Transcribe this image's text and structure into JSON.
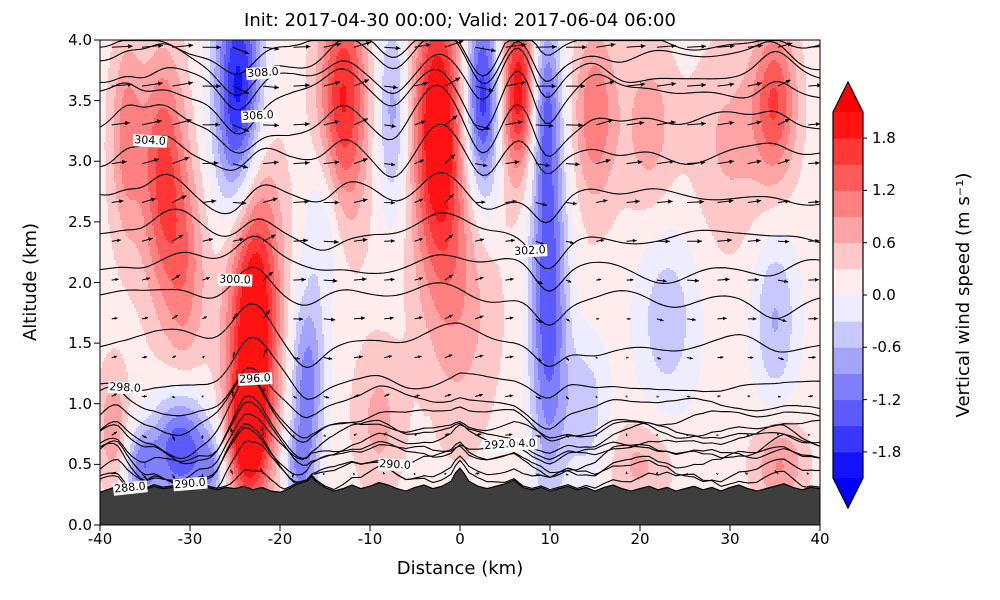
{
  "title": "Init: 2017-04-30 00:00; Valid: 2017-06-04 06:00",
  "chart_data": {
    "type": "heatmap",
    "title": "Init: 2017-04-30 00:00; Valid: 2017-06-04 06:00",
    "xlabel": "Distance (km)",
    "ylabel": "Altitude (km)",
    "xlim": [
      -40,
      40
    ],
    "ylim": [
      0,
      4
    ],
    "xticks": [
      "-40",
      "-30",
      "-20",
      "-10",
      "0",
      "10",
      "20",
      "30",
      "40"
    ],
    "yticks": [
      "0.0",
      "0.5",
      "1.0",
      "1.5",
      "2.0",
      "2.5",
      "3.0",
      "3.5",
      "4.0"
    ],
    "grid": false,
    "legend": "none",
    "colorbar": {
      "label": "Vertical wind speed (m s⁻¹)",
      "ticks": [
        "1.8",
        "1.2",
        "0.6",
        "0.0",
        "-0.6",
        "-1.2",
        "-1.8"
      ],
      "vmin": -2.1,
      "vmax": 2.1,
      "band_step": 0.3,
      "cmap": "blue-white-red",
      "extend": "both"
    },
    "theta_contours": {
      "field": "potential temperature",
      "units": "K",
      "interval": 1,
      "line_color": "#000000",
      "labels": [
        {
          "value": "308.0",
          "x": -21.9,
          "z": 3.71,
          "rot": -4
        },
        {
          "value": "306.0",
          "x": -22.4,
          "z": 3.46,
          "rot": -3
        },
        {
          "value": "304.0",
          "x": -34.4,
          "z": 3.03,
          "rot": 3
        },
        {
          "value": "302.0",
          "x": 7.8,
          "z": 2.34,
          "rot": -3
        },
        {
          "value": "300.0",
          "x": -25.0,
          "z": 1.92,
          "rot": 2
        },
        {
          "value": "298.0",
          "x": -37.2,
          "z": 1.16,
          "rot": 3
        },
        {
          "value": "296.0",
          "x": -22.8,
          "z": 0.75,
          "rot": -3
        },
        {
          "value": "294.0",
          "x": 6.7,
          "z": 0.74,
          "rot": -2
        },
        {
          "value": "292.0",
          "x": 4.4,
          "z": 0.52,
          "rot": -4
        },
        {
          "value": "290.0",
          "x": -30.0,
          "z": 0.5,
          "rot": -5
        },
        {
          "value": "290.0",
          "x": -7.2,
          "z": 0.34,
          "rot": 3
        },
        {
          "value": "288.0",
          "x": -36.7,
          "z": 0.35,
          "rot": -6
        }
      ],
      "height_profile": [
        [
          287,
          0.2
        ],
        [
          288,
          0.3
        ],
        [
          289,
          0.4
        ],
        [
          290,
          0.48
        ],
        [
          291,
          0.53
        ],
        [
          292,
          0.58
        ],
        [
          293,
          0.64
        ],
        [
          294,
          0.7
        ],
        [
          295,
          0.77
        ],
        [
          296,
          0.85
        ],
        [
          297,
          0.98
        ],
        [
          298,
          1.15
        ],
        [
          299,
          1.48
        ],
        [
          300,
          1.85
        ],
        [
          301,
          2.1
        ],
        [
          302,
          2.35
        ],
        [
          303,
          2.67
        ],
        [
          304,
          3.0
        ],
        [
          305,
          3.25
        ],
        [
          306,
          3.5
        ],
        [
          307,
          3.65
        ],
        [
          308,
          3.8
        ],
        [
          309,
          3.93
        ]
      ]
    },
    "vertical_wind_blobs": [
      [
        -37,
        3.2,
        1.3,
        0.6,
        0.9
      ],
      [
        -33,
        2.9,
        1.7,
        0.7,
        1.4
      ],
      [
        -24.5,
        3.5,
        1.9,
        0.75,
        -2.3
      ],
      [
        -13,
        3.5,
        1.9,
        0.65,
        1.7
      ],
      [
        -7.5,
        3.4,
        1.3,
        0.6,
        -0.9
      ],
      [
        -2.5,
        3.3,
        1.9,
        0.8,
        2.1
      ],
      [
        2.5,
        3.5,
        1.4,
        0.6,
        -1.9
      ],
      [
        6.5,
        3.6,
        1.4,
        0.5,
        1.9
      ],
      [
        9.5,
        3.5,
        1.1,
        0.5,
        -1.0
      ],
      [
        15,
        3.4,
        1.7,
        0.5,
        1.0
      ],
      [
        21,
        3.3,
        2.0,
        0.5,
        0.6
      ],
      [
        30,
        3.2,
        3.0,
        0.6,
        0.5
      ],
      [
        35,
        3.5,
        1.7,
        0.45,
        1.3
      ],
      [
        -23,
        1.7,
        2.0,
        1.0,
        2.3
      ],
      [
        -23.7,
        0.75,
        1.4,
        0.3,
        1.4
      ],
      [
        -17,
        1.15,
        1.4,
        0.55,
        -1.3
      ],
      [
        -15,
        2.55,
        1.5,
        0.5,
        -0.6
      ],
      [
        -30.5,
        2.1,
        1.6,
        0.6,
        0.8
      ],
      [
        9.8,
        1.9,
        1.5,
        1.1,
        -1.7
      ],
      [
        0,
        2.0,
        2.5,
        0.8,
        0.6
      ],
      [
        23,
        1.7,
        2.6,
        0.55,
        -0.7
      ],
      [
        35,
        1.7,
        1.8,
        0.5,
        -0.8
      ],
      [
        14,
        0.95,
        1.8,
        0.45,
        -0.7
      ],
      [
        -31,
        0.62,
        2.3,
        0.33,
        -1.7
      ],
      [
        -35.5,
        0.48,
        1.3,
        0.22,
        -1.1
      ],
      [
        -27.5,
        0.45,
        1.0,
        0.2,
        -0.8
      ],
      [
        -38.5,
        0.8,
        1.2,
        0.35,
        0.7
      ],
      [
        -18,
        0.45,
        1.2,
        0.25,
        -0.8
      ],
      [
        -9,
        0.85,
        1.8,
        0.4,
        0.5
      ],
      [
        35.5,
        0.5,
        2.0,
        0.25,
        0.8
      ],
      [
        20,
        0.5,
        2.5,
        0.25,
        0.5
      ],
      [
        0,
        1.8,
        55,
        2.5,
        0.22
      ]
    ],
    "terrain": {
      "color": "#3e3e3e",
      "profile": [
        [
          -40,
          0.27
        ],
        [
          -38,
          0.32
        ],
        [
          -37,
          0.29
        ],
        [
          -36,
          0.31
        ],
        [
          -35,
          0.29
        ],
        [
          -34,
          0.32
        ],
        [
          -33,
          0.3
        ],
        [
          -32,
          0.31
        ],
        [
          -31,
          0.29
        ],
        [
          -30,
          0.3
        ],
        [
          -29,
          0.33
        ],
        [
          -28,
          0.31
        ],
        [
          -27,
          0.29
        ],
        [
          -26,
          0.31
        ],
        [
          -25,
          0.3
        ],
        [
          -24,
          0.32
        ],
        [
          -23,
          0.29
        ],
        [
          -22,
          0.31
        ],
        [
          -21,
          0.28
        ],
        [
          -20,
          0.27
        ],
        [
          -19,
          0.3
        ],
        [
          -18,
          0.34
        ],
        [
          -17,
          0.36
        ],
        [
          -16.5,
          0.4
        ],
        [
          -16,
          0.36
        ],
        [
          -15,
          0.31
        ],
        [
          -14,
          0.28
        ],
        [
          -13,
          0.3
        ],
        [
          -12,
          0.33
        ],
        [
          -11,
          0.3
        ],
        [
          -10,
          0.32
        ],
        [
          -9,
          0.35
        ],
        [
          -8,
          0.33
        ],
        [
          -7,
          0.3
        ],
        [
          -6,
          0.28
        ],
        [
          -5,
          0.31
        ],
        [
          -4,
          0.33
        ],
        [
          -3,
          0.3
        ],
        [
          -2,
          0.32
        ],
        [
          -1,
          0.36
        ],
        [
          -0.5,
          0.43
        ],
        [
          0,
          0.47
        ],
        [
          0.5,
          0.42
        ],
        [
          1,
          0.36
        ],
        [
          2,
          0.32
        ],
        [
          3,
          0.3
        ],
        [
          4,
          0.32
        ],
        [
          5,
          0.34
        ],
        [
          6,
          0.37
        ],
        [
          6.5,
          0.34
        ],
        [
          7,
          0.31
        ],
        [
          8,
          0.29
        ],
        [
          9,
          0.31
        ],
        [
          10,
          0.28
        ],
        [
          11,
          0.3
        ],
        [
          12,
          0.32
        ],
        [
          13,
          0.29
        ],
        [
          14,
          0.31
        ],
        [
          15,
          0.28
        ],
        [
          16,
          0.31
        ],
        [
          17,
          0.33
        ],
        [
          18,
          0.3
        ],
        [
          19,
          0.28
        ],
        [
          20,
          0.3
        ],
        [
          21,
          0.32
        ],
        [
          22,
          0.29
        ],
        [
          23,
          0.31
        ],
        [
          24,
          0.28
        ],
        [
          25,
          0.3
        ],
        [
          26,
          0.32
        ],
        [
          27,
          0.29
        ],
        [
          28,
          0.31
        ],
        [
          29,
          0.28
        ],
        [
          30,
          0.31
        ],
        [
          31,
          0.33
        ],
        [
          32,
          0.3
        ],
        [
          33,
          0.28
        ],
        [
          34,
          0.3
        ],
        [
          35,
          0.32
        ],
        [
          36,
          0.34
        ],
        [
          37,
          0.31
        ],
        [
          38,
          0.29
        ],
        [
          39,
          0.31
        ],
        [
          40,
          0.3
        ]
      ]
    },
    "wind_arrows": {
      "color": "#000000",
      "columns": 24,
      "rows": 12
    }
  }
}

::::::::::

What the task asks :: Gather every line from the entries above where the word "Init" appears, and copy them.

Final result ::
  "title": "Init: 2017-04-30 00:00; Valid: 2017-06-04 06:00",
    "title": "Init: 2017-04-30 00:00; Valid: 2017-06-04 06:00",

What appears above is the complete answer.